▶ GIVEN TASK
Tally how many lines hold the string "star". Your reply should be that number alone.

▶ PROVIDED ENTRIES
::::::

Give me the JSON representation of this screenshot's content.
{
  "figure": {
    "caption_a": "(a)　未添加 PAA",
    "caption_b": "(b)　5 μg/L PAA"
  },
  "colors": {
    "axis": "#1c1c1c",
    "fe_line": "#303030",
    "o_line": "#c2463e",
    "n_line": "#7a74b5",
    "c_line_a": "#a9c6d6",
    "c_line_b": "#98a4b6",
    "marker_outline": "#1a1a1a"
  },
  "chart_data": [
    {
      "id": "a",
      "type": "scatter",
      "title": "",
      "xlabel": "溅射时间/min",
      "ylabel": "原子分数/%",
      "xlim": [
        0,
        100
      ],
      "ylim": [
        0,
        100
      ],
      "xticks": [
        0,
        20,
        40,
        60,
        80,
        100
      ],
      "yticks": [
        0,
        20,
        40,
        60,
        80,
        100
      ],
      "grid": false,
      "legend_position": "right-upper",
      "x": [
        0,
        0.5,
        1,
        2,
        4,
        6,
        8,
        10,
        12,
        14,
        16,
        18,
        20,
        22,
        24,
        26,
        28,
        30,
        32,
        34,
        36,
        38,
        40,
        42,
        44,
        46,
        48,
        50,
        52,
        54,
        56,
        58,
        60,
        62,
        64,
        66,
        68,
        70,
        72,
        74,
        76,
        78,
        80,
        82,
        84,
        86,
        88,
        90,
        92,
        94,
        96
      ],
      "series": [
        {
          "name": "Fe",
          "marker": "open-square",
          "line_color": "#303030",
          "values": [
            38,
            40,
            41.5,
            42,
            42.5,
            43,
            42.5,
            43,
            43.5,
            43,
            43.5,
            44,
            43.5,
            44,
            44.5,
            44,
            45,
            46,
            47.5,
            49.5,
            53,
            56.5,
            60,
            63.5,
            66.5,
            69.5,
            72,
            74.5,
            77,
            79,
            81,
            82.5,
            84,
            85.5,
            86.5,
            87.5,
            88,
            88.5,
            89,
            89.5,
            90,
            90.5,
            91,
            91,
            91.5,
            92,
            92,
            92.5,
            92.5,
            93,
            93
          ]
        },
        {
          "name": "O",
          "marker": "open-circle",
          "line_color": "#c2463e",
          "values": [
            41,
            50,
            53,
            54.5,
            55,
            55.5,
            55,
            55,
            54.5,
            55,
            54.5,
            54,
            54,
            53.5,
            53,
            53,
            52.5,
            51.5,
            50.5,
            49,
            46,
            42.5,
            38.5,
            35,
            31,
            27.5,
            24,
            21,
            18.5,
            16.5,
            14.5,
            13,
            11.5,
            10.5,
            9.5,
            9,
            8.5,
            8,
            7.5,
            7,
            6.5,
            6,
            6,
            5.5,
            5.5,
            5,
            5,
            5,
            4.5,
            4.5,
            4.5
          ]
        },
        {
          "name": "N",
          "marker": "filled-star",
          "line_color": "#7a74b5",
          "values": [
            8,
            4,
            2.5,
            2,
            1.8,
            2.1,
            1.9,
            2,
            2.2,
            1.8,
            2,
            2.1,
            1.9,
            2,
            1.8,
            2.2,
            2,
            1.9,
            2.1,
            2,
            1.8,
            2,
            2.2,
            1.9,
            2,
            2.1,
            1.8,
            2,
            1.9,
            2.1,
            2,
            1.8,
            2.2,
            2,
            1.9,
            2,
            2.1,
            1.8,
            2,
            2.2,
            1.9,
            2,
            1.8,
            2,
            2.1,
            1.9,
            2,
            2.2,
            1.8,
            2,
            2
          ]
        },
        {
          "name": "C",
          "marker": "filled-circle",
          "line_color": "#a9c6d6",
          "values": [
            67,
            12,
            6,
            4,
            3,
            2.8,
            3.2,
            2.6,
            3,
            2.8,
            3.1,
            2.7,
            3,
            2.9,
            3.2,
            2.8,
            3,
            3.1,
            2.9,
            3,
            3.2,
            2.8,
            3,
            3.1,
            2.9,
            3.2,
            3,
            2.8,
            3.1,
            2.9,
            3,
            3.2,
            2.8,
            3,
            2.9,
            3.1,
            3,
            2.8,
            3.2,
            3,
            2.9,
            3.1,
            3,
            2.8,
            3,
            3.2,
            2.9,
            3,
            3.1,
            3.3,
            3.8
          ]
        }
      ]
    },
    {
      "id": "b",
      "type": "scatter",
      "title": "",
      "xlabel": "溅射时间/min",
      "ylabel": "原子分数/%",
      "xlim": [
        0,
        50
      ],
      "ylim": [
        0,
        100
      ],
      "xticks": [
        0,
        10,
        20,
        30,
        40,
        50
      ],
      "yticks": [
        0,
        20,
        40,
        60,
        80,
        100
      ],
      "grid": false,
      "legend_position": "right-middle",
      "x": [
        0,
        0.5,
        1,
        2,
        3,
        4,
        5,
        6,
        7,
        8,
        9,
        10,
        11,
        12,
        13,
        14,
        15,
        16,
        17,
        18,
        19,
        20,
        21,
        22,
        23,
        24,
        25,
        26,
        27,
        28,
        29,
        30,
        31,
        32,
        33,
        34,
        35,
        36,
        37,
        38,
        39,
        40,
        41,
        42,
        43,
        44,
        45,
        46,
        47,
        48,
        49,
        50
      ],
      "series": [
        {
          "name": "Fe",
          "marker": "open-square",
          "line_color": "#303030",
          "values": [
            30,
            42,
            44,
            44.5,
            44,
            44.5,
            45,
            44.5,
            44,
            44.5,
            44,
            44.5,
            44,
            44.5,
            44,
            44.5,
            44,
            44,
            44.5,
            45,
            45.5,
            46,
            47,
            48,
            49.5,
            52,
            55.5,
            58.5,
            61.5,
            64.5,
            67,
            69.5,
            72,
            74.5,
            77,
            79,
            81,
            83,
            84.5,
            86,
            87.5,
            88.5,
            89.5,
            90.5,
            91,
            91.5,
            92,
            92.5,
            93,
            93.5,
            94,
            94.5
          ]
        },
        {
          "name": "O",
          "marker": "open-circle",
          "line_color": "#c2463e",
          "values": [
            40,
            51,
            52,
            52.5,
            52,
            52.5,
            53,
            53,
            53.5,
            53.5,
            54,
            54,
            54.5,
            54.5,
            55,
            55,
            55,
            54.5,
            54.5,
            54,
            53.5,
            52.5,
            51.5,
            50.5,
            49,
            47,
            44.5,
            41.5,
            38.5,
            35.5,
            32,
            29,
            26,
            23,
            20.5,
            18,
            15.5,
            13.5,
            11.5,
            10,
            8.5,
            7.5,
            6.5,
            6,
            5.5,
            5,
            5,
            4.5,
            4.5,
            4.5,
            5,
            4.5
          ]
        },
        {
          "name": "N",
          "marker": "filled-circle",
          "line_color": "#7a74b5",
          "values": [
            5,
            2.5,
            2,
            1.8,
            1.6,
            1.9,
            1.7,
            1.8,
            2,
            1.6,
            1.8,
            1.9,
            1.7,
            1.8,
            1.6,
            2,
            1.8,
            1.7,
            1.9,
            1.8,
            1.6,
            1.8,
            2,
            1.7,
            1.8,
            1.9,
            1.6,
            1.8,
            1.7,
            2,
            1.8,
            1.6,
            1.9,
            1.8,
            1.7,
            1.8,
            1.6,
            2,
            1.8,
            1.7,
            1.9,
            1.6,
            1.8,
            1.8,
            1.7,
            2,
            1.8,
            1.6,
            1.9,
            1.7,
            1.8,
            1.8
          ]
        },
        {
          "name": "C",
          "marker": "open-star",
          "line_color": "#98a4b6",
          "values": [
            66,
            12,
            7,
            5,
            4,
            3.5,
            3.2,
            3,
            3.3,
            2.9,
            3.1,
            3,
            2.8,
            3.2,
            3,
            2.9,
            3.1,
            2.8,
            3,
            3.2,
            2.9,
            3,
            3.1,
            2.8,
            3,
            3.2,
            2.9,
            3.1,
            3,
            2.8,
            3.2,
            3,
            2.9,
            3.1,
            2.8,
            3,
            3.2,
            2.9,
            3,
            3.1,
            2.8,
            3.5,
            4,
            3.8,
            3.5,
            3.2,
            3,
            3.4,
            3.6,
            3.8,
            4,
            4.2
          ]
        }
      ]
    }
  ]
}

::::::

▶ ANSWER TO THIS TASK
2